- [Task 1] Pull out every line in the rows that contains the word "button".
- [Task 2] Carry on the forum thread about jury duty from the point where it ends.
[begin Source extract]
You never know who you may meet in court.
I met an attractive well dressed young lady. She was very friendly and receptive towards me in conversation and body language.
I convinced myself not to get her number and ask her out. I was thinking ,she is dressed well because she must be facing some terrible crime. Hers was the first case.
6 lawyers appeared. The judge instructed the oil company the lawyers represented that he awarded her $3 million ,and another $3 million in trust for her 2 year old.
Her husband had died years before in an oilfield accident offshore, and his body was never recovered.
I SHOULD HAVE GOT HER NUMBER !


----------



## ChortlingCrison (Mar 30, 2016)

tohunt4me said:


> You never know who you may meet in court.
> I met an attractive well dressed young lady. She was very friendly and receptive towards me in conversation and body language.
> I convinced myself not to get her number and ask her out. I was thinking ,she is dressed well because she must be facing some terrible crime. Hers was the first case.
> 6 lawyers appeared. The judge instructed the oil company the lawyers represented that he awarded her $3 million ,and another $3 million in trust for her 2 year old.
> ...


I was hoping in my case would be a mafia murder trial. Not even close. It was a malpractice case that was settled in court after two weeks of the plaintiff/defendent lawyers sparring it out with "objection..overruled, sustained, hearsay, leading the witness" and all that other legal jargon. It was a snoozer.


----------



## Go4 (Jan 8, 2017)

Jury duty pays about the same, right? Except of course you aren't suppose to take tips while on the jury either.
[end Source extract]
[begin Data rows]
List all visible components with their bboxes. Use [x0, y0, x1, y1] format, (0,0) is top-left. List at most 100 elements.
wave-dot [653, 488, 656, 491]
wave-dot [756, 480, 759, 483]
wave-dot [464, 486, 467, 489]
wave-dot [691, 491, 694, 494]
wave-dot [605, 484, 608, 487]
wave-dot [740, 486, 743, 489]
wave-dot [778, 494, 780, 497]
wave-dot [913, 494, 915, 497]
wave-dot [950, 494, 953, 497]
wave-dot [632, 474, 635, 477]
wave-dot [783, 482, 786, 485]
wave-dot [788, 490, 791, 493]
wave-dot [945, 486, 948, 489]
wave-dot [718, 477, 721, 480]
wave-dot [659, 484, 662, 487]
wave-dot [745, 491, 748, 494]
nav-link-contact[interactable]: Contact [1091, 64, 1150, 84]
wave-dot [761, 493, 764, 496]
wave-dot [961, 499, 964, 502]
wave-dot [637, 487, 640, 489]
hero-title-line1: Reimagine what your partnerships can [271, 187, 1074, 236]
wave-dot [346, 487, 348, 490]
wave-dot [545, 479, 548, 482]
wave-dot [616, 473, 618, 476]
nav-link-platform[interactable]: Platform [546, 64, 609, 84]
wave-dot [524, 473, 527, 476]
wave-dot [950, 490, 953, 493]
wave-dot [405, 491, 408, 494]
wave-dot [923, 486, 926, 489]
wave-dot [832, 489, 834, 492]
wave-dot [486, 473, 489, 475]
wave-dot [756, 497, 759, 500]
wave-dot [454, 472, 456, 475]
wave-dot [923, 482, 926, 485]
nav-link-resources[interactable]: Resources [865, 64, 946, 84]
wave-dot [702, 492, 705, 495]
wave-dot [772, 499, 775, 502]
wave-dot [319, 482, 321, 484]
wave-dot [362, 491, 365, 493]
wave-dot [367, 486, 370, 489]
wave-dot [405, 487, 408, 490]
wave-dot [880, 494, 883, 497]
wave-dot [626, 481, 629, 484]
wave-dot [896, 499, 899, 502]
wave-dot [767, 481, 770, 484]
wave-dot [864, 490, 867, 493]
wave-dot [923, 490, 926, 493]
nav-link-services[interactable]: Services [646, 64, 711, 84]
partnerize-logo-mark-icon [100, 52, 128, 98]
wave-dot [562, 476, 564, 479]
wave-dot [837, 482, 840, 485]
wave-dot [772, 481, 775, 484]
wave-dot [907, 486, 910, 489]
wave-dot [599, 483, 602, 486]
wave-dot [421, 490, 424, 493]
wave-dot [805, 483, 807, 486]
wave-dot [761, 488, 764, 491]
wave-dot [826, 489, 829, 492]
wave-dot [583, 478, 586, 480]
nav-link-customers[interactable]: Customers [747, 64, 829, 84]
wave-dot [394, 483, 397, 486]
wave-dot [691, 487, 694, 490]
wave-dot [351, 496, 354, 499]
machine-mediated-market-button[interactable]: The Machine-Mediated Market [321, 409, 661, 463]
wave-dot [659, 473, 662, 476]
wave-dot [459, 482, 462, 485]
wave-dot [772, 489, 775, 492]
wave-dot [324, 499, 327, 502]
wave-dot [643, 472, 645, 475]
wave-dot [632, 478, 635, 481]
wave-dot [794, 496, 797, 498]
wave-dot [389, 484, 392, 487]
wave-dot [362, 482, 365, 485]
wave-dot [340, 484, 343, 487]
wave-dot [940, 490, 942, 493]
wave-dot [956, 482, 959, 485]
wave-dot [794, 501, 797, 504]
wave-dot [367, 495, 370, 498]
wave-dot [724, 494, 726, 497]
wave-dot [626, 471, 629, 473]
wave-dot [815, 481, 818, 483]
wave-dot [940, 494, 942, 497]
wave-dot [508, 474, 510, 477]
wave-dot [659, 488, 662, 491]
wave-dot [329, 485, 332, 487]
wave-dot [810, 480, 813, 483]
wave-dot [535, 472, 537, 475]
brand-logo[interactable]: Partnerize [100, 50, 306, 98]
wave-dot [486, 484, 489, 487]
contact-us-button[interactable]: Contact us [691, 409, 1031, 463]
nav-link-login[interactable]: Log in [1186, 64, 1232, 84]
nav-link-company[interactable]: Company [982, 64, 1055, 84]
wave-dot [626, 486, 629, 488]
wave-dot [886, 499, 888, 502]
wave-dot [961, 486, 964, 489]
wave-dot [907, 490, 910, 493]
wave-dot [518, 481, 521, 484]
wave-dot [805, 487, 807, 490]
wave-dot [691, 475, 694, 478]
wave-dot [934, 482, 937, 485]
[end Data rows]
- [Response 1]
machine-mediated-market-button[interactable]: The Machine-Mediated Market [321, 409, 661, 463]
contact-us-button[interactable]: Contact us [691, 409, 1031, 463]

- [Response 2]
----------



## tohunt4me (Nov 23, 2015)

ChortlingCrison said:


> I was hoping in my case would be a mafia murder trial. Not even close. It was a malpractice case that was settled in court after two weeks of the plaintiff/defendent lawyers sparring it out with "objection..overruled, sustained, hearsay, leading the witness" and all that other legal jargon. It was a snoozer.


My last case I did jury duty on was a crackhead bought crack from 2 undercover cops. The film of him doing it was t.v.quality. plain as day,you could see everything money,drugs changing hands and good face shot.


----------



## ChortlingCrison (Mar 30, 2016)

tohunt4me said:


> My last case I did jury duty on was a crackhead bought crack from 2 undercover cops. The film of him doing it was t.v.quality. plain as day,you could see everything money,drugs changing hands and good face shot.


Did you get to deliver a "guilty verdict" or did they settle with a plea bargain?


----------



## drivininsac (Jan 20, 2017)

You _might _be able to be excused if all you do is Uber/Lyft. You would technically be self-employed and doing jury duty would cause you to lose money.


----------



## Another Uber Driver (May 27, 2015)

Considering the princely sums that Uber/Lyft pay and the princely sums that you receive for jury duty, they might be about the same. Grand Jury duty here [performs a vigourous, vacuum-creating action]. They pay you thirty dollars per day to sit there and listen to "witnesses" who receive forty dollars per day lie to you. The "witnesses" are in the building for two hours at the most. Except for lunch break, you are there all day. Not only do they not provide parking, to read the publication, you would think that they are bragging about not providing parking.


----------



## Jagent (Jan 29, 2017)

In Kentucky, jury duty lasts 60 days. Each week, you have to call a phone number to see if you've been chosen. If not, you are free that week. If yes, you must go to court and sit in the jury pool. You may or may not be chosen for a jury. 

I've been a self employed business owner my entire life. I explained to the judge that I run a business and he allowed me to serve one day, instead of the full 60. Try to explain your employment situation to the judge and that full duty would be a financial hardship. He will let you off.


----------



## Trafficat (Dec 19, 2016)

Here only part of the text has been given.